• SOURCE:
============================================================
In closing argument to the jury, the Kekonas requested compensation “for a 14 year journey through the Court system.” Counsel stressed the length of the conspiracy and Bornemann‘s unwillingness to take responsibility for his own actions as factors supporting a $2,000,000 punitive damages request:
How long does this conspiracy to defraud go on? It goes on until 1999, when Dr. Bornemann, who that year had adjusted gross income of... 279,000 dollars, allows the [Kane‘ohe] property to go in foreclosure.... Why? Because Smith and Abastillas were still living there. Were they paying rent? And if so, then Dr. Bornemann was keeping it.
If they were not paying rent, why do we not see any letters going to the tenants saying hey, you‘re not paying the rent. I can‘t make my mortgage payments. The scam continued in [1999]. And remember, he said that well, his attorney told him to do it. Dr. Bornemann has a serious problem with accepting responsibility for his actions. And that‘s a graphic example. And we come to the year 2000. Dr. Bornemann sues Abastillas and Smith. Why, this was a shocker. He says all kinds of stink things about him in that lawsuit. And he admits that that attorney told him well, this is to separate you out from Paz and Smith because oh, they‘ve caused you a lot of problems. At the same time, Miss Abastillas is still going up to his house. Does that sound like a bona fide lawsuit? Or does it sound like a setup, a fraud, a shibai, something to mislead other people? And what happens to that lawsuit after it‘s filed. It‘s dismissed for failure to prosecute. And Dr. Bornemann again says that‘s my attorney‘s fault.
============================================================
• REQUIRED ACTIONS:
1) In the closing argument passage, what amount of punitive damages did counsel request?
2) Write the next part of the closing argument passage, starting right after its final sentence.
The records are not needed for anything here.

[Items stored from a collection]
============================================================
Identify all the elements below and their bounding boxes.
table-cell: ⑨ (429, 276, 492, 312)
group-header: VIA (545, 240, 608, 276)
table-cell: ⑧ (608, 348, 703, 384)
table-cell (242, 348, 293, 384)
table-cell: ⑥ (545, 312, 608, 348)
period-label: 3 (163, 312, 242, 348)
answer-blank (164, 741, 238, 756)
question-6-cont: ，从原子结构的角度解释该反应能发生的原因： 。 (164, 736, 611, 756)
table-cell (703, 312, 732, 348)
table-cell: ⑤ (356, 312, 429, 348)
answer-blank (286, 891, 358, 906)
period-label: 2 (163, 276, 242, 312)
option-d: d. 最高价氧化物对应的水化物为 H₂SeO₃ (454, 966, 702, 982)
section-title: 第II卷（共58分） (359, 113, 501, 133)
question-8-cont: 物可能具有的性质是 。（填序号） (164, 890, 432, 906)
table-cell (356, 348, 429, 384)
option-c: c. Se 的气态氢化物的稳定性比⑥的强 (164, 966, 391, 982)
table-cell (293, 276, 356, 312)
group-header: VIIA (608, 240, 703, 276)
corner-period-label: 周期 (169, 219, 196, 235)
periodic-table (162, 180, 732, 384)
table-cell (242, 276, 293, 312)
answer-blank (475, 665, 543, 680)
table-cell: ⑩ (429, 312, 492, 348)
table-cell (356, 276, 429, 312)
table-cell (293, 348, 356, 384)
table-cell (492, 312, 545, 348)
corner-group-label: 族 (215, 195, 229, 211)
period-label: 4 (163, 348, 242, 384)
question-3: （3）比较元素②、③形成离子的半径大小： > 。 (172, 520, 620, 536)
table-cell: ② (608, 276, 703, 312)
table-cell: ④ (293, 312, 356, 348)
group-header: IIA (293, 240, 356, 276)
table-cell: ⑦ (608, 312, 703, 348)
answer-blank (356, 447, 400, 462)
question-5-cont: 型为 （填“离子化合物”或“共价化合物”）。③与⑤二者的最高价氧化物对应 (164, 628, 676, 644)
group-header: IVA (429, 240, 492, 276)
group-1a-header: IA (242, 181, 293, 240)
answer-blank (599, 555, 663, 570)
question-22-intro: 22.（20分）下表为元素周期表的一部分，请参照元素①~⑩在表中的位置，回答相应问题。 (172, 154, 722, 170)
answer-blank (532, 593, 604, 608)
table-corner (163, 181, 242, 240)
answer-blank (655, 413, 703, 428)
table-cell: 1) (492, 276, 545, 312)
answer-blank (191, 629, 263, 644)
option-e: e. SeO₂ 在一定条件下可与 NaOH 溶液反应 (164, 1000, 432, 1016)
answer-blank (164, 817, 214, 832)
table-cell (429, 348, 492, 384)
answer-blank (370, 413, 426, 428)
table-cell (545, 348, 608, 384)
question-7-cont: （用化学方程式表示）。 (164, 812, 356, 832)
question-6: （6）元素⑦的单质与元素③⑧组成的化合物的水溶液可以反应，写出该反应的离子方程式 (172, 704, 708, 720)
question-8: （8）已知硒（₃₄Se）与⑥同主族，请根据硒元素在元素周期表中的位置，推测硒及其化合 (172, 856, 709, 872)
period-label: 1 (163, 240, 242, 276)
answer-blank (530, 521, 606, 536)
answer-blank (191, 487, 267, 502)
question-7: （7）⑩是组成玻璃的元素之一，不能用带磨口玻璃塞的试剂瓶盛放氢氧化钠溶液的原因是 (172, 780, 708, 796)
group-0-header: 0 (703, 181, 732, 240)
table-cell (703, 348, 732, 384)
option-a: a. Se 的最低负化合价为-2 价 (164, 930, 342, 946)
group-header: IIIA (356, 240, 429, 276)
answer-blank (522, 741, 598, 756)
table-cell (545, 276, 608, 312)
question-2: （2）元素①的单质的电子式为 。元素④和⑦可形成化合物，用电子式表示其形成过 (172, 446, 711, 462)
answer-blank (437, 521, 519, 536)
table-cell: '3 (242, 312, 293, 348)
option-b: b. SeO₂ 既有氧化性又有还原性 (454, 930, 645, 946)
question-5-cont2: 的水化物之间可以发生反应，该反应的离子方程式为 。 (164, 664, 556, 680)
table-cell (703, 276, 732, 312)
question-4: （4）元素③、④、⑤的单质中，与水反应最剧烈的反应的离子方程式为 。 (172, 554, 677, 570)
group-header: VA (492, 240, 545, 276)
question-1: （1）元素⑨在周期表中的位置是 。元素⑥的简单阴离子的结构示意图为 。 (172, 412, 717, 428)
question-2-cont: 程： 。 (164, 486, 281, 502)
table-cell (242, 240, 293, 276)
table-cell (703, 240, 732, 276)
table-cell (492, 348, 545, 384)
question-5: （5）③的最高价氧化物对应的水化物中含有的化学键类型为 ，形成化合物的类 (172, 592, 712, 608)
============================================================
• RESPONSES TO THE TASKS:
1) $2,000,000

2)
Counsel also focused on the Kekonas’ financial vulnerability and on their advanced age in support of a substantial punitive award. He stated:
Mr. Kekona dies nine years into this case. He couldn‘t see it through the end. Paz and Smith lived in that property for years and years following the filing of this lawsuit. Do you remember for probably for the most part they lived rent free.
....
You know, you get a judgment after four years of litigation. It‘s so exhaustive that the attorney decides to take a sabbatical.
How exhausting must that have been? Bill Eggers, the attorney, took a sabbatical after it was over. So the Kekonas wanted to collect a mere 191,000. They had to give their attorney two homes on the Big Island in payment of his fees. So they weren‘t even getting back everything they lost. When they went to collect, they found interference of the first order. It was put there by Mr. Smith, Miss Abastillas, with their get-along, go-along accomplice, Dr. Bornemann.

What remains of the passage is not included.